» REQUIREMENTS
Only the number is needed: how many lines of the records include "Länge"?

____________

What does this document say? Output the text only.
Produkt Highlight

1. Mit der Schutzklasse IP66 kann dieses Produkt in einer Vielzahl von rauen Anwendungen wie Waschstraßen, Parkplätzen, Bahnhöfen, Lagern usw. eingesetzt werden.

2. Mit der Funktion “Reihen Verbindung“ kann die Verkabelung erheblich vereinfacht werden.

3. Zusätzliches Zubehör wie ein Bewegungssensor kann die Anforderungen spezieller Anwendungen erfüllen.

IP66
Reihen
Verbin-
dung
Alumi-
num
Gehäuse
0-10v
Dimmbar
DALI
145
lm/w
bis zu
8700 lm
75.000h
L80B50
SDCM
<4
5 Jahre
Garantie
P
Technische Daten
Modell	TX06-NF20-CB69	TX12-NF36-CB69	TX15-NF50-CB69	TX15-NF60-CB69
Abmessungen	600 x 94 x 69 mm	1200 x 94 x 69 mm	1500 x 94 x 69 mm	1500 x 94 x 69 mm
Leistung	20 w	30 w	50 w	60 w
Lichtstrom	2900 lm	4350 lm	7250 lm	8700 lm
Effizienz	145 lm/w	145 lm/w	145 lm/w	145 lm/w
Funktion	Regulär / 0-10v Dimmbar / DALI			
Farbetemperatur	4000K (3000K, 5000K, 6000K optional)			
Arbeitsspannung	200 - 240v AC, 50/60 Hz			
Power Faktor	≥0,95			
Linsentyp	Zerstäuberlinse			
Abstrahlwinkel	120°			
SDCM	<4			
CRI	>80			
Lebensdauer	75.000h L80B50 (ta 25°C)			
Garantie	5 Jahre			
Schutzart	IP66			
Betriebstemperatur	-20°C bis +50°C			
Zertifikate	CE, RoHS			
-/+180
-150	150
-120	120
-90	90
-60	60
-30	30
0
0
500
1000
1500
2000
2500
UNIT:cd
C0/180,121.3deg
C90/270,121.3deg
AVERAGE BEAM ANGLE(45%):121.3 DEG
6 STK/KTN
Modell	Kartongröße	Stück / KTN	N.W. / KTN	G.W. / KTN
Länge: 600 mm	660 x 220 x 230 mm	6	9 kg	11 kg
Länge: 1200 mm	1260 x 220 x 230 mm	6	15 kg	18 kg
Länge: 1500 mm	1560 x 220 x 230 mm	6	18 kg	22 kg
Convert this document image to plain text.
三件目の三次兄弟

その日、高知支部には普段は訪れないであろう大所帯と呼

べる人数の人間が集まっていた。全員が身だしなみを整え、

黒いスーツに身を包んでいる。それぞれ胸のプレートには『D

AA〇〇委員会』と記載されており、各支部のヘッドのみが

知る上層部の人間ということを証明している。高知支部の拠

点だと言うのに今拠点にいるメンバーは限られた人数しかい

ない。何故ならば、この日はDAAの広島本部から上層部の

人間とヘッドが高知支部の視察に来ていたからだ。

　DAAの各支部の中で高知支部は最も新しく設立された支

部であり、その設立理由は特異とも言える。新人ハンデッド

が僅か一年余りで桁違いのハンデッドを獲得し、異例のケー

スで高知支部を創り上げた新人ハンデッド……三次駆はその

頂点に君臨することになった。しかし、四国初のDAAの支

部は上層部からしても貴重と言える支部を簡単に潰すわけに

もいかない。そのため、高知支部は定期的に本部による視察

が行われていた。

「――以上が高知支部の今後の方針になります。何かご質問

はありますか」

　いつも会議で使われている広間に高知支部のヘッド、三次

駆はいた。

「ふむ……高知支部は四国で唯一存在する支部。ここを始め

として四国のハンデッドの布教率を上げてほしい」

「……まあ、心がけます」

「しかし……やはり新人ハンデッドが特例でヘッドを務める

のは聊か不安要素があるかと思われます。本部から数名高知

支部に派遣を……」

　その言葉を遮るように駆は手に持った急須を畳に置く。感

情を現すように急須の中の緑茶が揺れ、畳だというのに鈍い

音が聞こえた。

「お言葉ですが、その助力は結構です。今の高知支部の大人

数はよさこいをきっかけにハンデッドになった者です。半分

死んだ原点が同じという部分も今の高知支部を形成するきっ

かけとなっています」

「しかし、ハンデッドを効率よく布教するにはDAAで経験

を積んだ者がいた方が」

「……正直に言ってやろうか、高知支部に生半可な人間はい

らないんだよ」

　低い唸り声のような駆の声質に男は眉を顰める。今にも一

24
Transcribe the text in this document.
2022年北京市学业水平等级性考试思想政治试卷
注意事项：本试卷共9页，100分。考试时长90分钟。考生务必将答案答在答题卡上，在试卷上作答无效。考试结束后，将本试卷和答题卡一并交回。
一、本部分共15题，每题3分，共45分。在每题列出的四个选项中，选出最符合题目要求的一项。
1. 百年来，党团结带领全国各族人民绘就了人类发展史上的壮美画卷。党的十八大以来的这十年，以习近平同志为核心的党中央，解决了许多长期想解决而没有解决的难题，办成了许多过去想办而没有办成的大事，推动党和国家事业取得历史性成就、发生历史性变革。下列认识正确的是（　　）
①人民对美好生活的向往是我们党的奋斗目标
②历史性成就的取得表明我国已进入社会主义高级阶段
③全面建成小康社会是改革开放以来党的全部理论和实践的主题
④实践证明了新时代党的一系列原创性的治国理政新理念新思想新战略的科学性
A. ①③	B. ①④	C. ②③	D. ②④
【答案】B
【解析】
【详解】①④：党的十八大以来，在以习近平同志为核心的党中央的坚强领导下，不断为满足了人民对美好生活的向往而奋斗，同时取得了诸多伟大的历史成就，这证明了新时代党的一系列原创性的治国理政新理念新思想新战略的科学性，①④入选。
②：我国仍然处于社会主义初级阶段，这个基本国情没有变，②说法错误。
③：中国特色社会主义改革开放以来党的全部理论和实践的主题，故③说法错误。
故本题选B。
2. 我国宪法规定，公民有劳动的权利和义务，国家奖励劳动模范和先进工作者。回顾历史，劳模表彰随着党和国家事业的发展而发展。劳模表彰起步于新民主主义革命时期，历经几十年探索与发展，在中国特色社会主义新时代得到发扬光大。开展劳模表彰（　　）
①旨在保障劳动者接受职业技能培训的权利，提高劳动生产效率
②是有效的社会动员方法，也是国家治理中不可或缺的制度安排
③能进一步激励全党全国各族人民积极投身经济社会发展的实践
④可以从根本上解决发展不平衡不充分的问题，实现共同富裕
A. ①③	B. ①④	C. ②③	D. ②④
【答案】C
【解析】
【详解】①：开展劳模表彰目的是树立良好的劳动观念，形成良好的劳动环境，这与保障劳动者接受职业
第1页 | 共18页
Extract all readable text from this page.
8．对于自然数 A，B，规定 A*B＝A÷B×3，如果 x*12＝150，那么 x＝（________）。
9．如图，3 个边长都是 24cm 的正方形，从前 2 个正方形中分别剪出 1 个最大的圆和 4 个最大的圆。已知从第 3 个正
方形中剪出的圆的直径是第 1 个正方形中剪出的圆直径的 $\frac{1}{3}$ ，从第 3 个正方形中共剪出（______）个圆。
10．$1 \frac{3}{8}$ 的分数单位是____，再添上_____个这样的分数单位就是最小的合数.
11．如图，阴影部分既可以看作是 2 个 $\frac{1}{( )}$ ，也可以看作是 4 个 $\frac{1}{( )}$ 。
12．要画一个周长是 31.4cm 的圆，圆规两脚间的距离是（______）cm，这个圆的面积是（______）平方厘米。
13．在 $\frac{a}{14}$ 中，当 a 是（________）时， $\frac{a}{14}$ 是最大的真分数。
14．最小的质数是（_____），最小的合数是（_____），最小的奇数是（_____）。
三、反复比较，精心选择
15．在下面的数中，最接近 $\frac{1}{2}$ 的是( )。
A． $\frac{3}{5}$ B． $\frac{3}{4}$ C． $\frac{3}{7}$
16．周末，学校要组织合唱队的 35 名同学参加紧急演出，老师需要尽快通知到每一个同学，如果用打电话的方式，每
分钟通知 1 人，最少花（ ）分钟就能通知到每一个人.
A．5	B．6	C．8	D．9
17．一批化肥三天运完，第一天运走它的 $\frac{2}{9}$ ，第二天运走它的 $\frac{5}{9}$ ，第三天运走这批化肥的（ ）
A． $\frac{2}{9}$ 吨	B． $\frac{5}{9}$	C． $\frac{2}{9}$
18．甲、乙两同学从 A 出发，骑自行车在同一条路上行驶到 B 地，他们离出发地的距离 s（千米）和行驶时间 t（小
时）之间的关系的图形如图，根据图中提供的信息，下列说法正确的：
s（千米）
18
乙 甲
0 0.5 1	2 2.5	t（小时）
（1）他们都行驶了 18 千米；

____________

» WRITTEN ANSWER
3